## begin MATERIAL FOR THE TASK

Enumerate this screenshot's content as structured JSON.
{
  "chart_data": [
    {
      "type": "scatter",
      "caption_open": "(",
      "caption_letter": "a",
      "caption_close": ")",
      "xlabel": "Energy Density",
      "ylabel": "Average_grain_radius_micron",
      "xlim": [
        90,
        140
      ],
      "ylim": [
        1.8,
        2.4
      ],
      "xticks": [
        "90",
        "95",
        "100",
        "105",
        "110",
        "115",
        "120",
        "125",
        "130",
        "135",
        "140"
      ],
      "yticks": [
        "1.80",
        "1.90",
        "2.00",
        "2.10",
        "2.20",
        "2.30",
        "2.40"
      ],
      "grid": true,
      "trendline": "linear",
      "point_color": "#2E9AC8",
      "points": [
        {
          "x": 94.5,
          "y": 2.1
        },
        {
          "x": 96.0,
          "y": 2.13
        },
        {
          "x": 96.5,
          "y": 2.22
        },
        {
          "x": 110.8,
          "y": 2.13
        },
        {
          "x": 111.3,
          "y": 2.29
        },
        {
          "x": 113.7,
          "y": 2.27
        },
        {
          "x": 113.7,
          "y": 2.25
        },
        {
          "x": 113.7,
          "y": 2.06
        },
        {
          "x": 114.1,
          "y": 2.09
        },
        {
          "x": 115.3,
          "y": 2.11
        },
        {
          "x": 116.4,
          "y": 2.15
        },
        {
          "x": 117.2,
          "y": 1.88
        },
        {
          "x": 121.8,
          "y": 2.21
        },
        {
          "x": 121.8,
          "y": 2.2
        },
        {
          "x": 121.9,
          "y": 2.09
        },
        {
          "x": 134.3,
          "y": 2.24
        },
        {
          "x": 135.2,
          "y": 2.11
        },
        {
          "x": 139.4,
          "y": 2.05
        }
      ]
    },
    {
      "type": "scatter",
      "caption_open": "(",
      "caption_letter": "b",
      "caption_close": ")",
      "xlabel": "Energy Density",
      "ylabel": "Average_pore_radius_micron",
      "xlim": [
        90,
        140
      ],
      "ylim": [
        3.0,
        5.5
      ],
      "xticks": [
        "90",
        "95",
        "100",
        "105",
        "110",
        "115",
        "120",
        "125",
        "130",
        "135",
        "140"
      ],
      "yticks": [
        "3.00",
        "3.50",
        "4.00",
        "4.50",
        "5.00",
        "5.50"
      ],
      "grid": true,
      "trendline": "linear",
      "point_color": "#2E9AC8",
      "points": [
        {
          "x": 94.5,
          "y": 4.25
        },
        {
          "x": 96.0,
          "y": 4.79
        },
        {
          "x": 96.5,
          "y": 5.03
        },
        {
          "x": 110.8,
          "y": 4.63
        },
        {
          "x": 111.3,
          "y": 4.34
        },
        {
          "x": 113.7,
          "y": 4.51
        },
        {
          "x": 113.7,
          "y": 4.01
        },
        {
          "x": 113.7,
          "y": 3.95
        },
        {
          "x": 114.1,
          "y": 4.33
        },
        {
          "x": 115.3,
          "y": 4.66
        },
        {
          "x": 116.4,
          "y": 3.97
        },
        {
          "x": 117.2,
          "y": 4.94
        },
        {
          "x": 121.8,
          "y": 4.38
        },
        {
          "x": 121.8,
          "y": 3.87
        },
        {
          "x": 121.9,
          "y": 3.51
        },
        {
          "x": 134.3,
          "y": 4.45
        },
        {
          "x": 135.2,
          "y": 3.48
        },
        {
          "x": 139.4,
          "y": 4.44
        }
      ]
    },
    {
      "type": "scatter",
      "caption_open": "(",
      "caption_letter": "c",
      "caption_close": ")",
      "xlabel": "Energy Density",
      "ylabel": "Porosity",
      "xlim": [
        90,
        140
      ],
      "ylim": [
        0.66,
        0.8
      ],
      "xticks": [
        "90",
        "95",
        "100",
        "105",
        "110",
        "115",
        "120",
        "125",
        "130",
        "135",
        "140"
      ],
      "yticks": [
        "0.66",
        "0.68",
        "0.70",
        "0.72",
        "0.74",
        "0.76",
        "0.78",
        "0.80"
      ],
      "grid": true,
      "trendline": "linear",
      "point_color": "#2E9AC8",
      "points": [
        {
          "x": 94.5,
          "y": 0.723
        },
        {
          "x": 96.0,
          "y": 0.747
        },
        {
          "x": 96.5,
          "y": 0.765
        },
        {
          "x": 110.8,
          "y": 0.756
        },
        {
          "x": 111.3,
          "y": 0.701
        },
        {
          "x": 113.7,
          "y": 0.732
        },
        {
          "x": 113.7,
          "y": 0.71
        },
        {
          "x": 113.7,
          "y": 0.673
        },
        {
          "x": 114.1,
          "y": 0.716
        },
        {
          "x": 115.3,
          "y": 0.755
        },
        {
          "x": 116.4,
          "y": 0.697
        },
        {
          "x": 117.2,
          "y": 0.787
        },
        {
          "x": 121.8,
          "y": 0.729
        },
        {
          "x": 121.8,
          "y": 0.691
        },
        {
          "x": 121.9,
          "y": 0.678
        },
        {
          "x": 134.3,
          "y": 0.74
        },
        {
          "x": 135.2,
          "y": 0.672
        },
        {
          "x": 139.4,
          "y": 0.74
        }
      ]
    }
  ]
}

## end MATERIAL FOR THE TASK

◆ **WRITTEN REQUEST**
Extract each line from the listing above, please, and repeat it exactly.

◆ **ANSWER**
Enumerate this screenshot's content as structured JSON.
{
  "chart_data": [
    {
      "type": "scatter",
      "caption_open": "(",
      "caption_letter": "a",
      "caption_close": ")",
      "xlabel": "Energy Density",
      "ylabel": "Average_grain_radius_micron",
      "xlim": [
        90,
        140
      ],
      "ylim": [
        1.8,
        2.4
      ],
      "xticks": [
        "90",
        "95",
        "100",
        "105",
        "110",
        "115",
        "120",
        "125",
        "130",
        "135",
        "140"
      ],
      "yticks": [
        "1.80",
        "1.90",
        "2.00",
        "2.10",
        "2.20",
        "2.30",
        "2.40"
      ],
      "grid": true,
      "trendline": "linear",
      "point_color": "#2E9AC8",
      "points": [
        {
          "x": 94.5,
          "y": 2.1
        },
        {
          "x": 96.0,
          "y": 2.13
        },
        {
          "x": 96.5,
          "y": 2.22
        },
        {
          "x": 110.8,
          "y": 2.13
        },
        {
          "x": 111.3,
          "y": 2.29
        },
        {
          "x": 113.7,
          "y": 2.27
        },
        {
          "x": 113.7,
          "y": 2.25
        },
        {
          "x": 113.7,
          "y": 2.06
        },
        {
          "x": 114.1,
          "y": 2.09
        },
        {
          "x": 115.3,
          "y": 2.11
        },
        {
          "x": 116.4,
          "y": 2.15
        },
        {
          "x": 117.2,
          "y": 1.88
        },
        {
          "x": 121.8,
          "y": 2.21
        },
        {
          "x": 121.8,
          "y": 2.2
        },
        {
          "x": 121.9,
          "y": 2.09
        },
        {
          "x": 134.3,
          "y": 2.24
        },
        {
          "x": 135.2,
          "y": 2.11
        },
        {
          "x": 139.4,
          "y": 2.05
        }
      ]
    },
    {
      "type": "scatter",
      "caption_open": "(",
      "caption_letter": "b",
      "caption_close": ")",
      "xlabel": "Energy Density",
      "ylabel": "Average_pore_radius_micron",
      "xlim": [
        90,
        140
      ],
      "ylim": [
        3.0,
        5.5
      ],
      "xticks": [
        "90",
        "95",
        "100",
        "105",
        "110",
        "115",
        "120",
        "125",
        "130",
        "135",
        "140"
      ],
      "yticks": [
        "3.00",
        "3.50",
        "4.00",
        "4.50",
        "5.00",
        "5.50"
      ],
      "grid": true,
      "trendline": "linear",
      "point_color": "#2E9AC8",
      "points": [
        {
          "x": 94.5,
          "y": 4.25
        },
        {
          "x": 96.0,
          "y": 4.79
        },
        {
          "x": 96.5,
          "y": 5.03
        },
        {
          "x": 110.8,
          "y": 4.63
        },
        {
          "x": 111.3,
          "y": 4.34
        },
        {
          "x": 113.7,
          "y": 4.51
        },
        {
          "x": 113.7,
          "y": 4.01
        },
        {
          "x": 113.7,
          "y": 3.95
        },
        {
          "x": 114.1,
          "y": 4.33
        },
        {
          "x": 115.3,
          "y": 4.66
        },
        {
          "x": 116.4,
          "y": 3.97
        },
        {
          "x": 117.2,
          "y": 4.94
        },
        {
          "x": 121.8,
          "y": 4.38
        },
        {
          "x": 121.8,
          "y": 3.87
        },
        {
          "x": 121.9,
          "y": 3.51
        },
        {
          "x": 134.3,
          "y": 4.45
        },
        {
          "x": 135.2,
          "y": 3.48
        },
        {
          "x": 139.4,
          "y": 4.44
        }
      ]
    },
    {
      "type": "scatter",
      "caption_open": "(",
      "caption_letter": "c",
      "caption_close": ")",
      "xlabel": "Energy Density",
      "ylabel": "Porosity",
      "xlim": [
        90,
        140
      ],
      "ylim": [
        0.66,
        0.8
      ],
      "xticks": [
        "90",
        "95",
        "100",
        "105",
        "110",
        "115",
        "120",
        "125",
        "130",
        "135",
        "140"
      ],
      "yticks": [
        "0.66",
        "0.68",
        "0.70",
        "0.72",
        "0.74",
        "0.76",
        "0.78",
        "0.80"
      ],
      "grid": true,
      "trendline": "linear",
      "point_color": "#2E9AC8",
      "points": [
        {
          "x": 94.5,
          "y": 0.723
        },
        {
          "x": 96.0,
          "y": 0.747
        },
        {
          "x": 96.5,
          "y": 0.765
        },
        {
          "x": 110.8,
          "y": 0.756
        },
        {
          "x": 111.3,
          "y": 0.701
        },
        {
          "x": 113.7,
          "y": 0.732
        },
        {
          "x": 113.7,
          "y": 0.71
        },
        {
          "x": 113.7,
          "y": 0.673
        },
        {
          "x": 114.1,
          "y": 0.716
        },
        {
          "x": 115.3,
          "y": 0.755
        },
        {
          "x": 116.4,
          "y": 0.697
        },
        {
          "x": 117.2,
          "y": 0.787
        },
        {
          "x": 121.8,
          "y": 0.729
        },
        {
          "x": 121.8,
          "y": 0.691
        },
        {
          "x": 121.9,
          "y": 0.678
        },
        {
          "x": 134.3,
          "y": 0.74
        },
        {
          "x": 135.2,
          "y": 0.672
        },
        {
          "x": 139.4,
          "y": 0.74
        }
      ]
    }
  ]
}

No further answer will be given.